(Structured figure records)
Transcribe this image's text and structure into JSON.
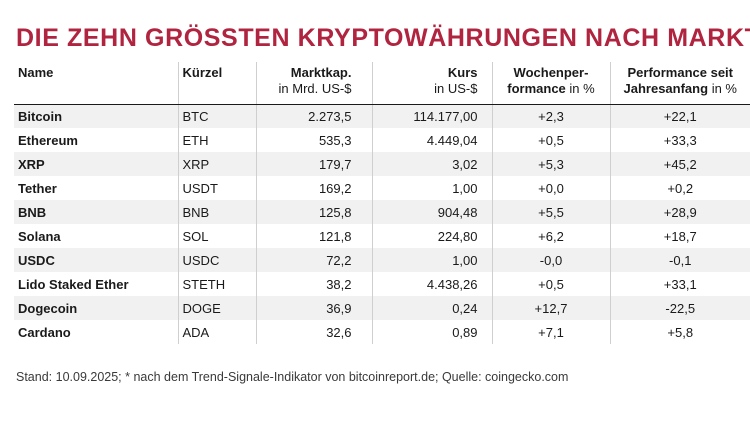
{
  "title": "DIE ZEHN GRÖSSTEN KRYPTOWÄHRUNGEN NACH MARKTKAPITAL",
  "chart_data": {
    "type": "table",
    "columns": [
      {
        "key": "name",
        "label": "Name",
        "sub": ""
      },
      {
        "key": "symbol",
        "label": "Kürzel",
        "sub": ""
      },
      {
        "key": "marketcap",
        "label": "Marktkap.",
        "sub": "in Mrd. US-$"
      },
      {
        "key": "price",
        "label": "Kurs",
        "sub": "in US-$"
      },
      {
        "key": "week",
        "label": "Wochenper-",
        "label2": "formance",
        "sub": "in %"
      },
      {
        "key": "ytd",
        "label": "Performance seit",
        "label2": "Jahresanfang",
        "sub": "in %"
      }
    ],
    "rows": [
      {
        "name": "Bitcoin",
        "symbol": "BTC",
        "marketcap": "2.273,5",
        "price": "114.177,00",
        "week": "+2,3",
        "ytd": "+22,1"
      },
      {
        "name": "Ethereum",
        "symbol": "ETH",
        "marketcap": "535,3",
        "price": "4.449,04",
        "week": "+0,5",
        "ytd": "+33,3"
      },
      {
        "name": "XRP",
        "symbol": "XRP",
        "marketcap": "179,7",
        "price": "3,02",
        "week": "+5,3",
        "ytd": "+45,2"
      },
      {
        "name": "Tether",
        "symbol": "USDT",
        "marketcap": "169,2",
        "price": "1,00",
        "week": "+0,0",
        "ytd": "+0,2"
      },
      {
        "name": "BNB",
        "symbol": "BNB",
        "marketcap": "125,8",
        "price": "904,48",
        "week": "+5,5",
        "ytd": "+28,9"
      },
      {
        "name": "Solana",
        "symbol": "SOL",
        "marketcap": "121,8",
        "price": "224,80",
        "week": "+6,2",
        "ytd": "+18,7"
      },
      {
        "name": "USDC",
        "symbol": "USDC",
        "marketcap": "72,2",
        "price": "1,00",
        "week": "-0,0",
        "ytd": "-0,1"
      },
      {
        "name": "Lido Staked Ether",
        "symbol": "STETH",
        "marketcap": "38,2",
        "price": "4.438,26",
        "week": "+0,5",
        "ytd": "+33,1"
      },
      {
        "name": "Dogecoin",
        "symbol": "DOGE",
        "marketcap": "36,9",
        "price": "0,24",
        "week": "+12,7",
        "ytd": "-22,5"
      },
      {
        "name": "Cardano",
        "symbol": "ADA",
        "marketcap": "32,6",
        "price": "0,89",
        "week": "+7,1",
        "ytd": "+5,8"
      }
    ]
  },
  "footnote": "Stand: 10.09.2025; * nach dem Trend-Signale-Indikator von bitcoinreport.de; Quelle: coingecko.com",
  "colors": {
    "title": "#b0243f",
    "row_shade": "#f1f1f1",
    "divider": "#cfcfcf"
  }
}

## TASK TO COMPLETE
Copy out every line of the listing that includes the string "symbol".

## TASK RESPONSE
        "key": "symbol",
        "symbol": "BTC",
        "symbol": "ETH",
        "symbol": "XRP",
        "symbol": "USDT",
        "symbol": "BNB",
        "symbol": "SOL",
        "symbol": "USDC",
        "symbol": "STETH",
        "symbol": "DOGE",
        "symbol": "ADA",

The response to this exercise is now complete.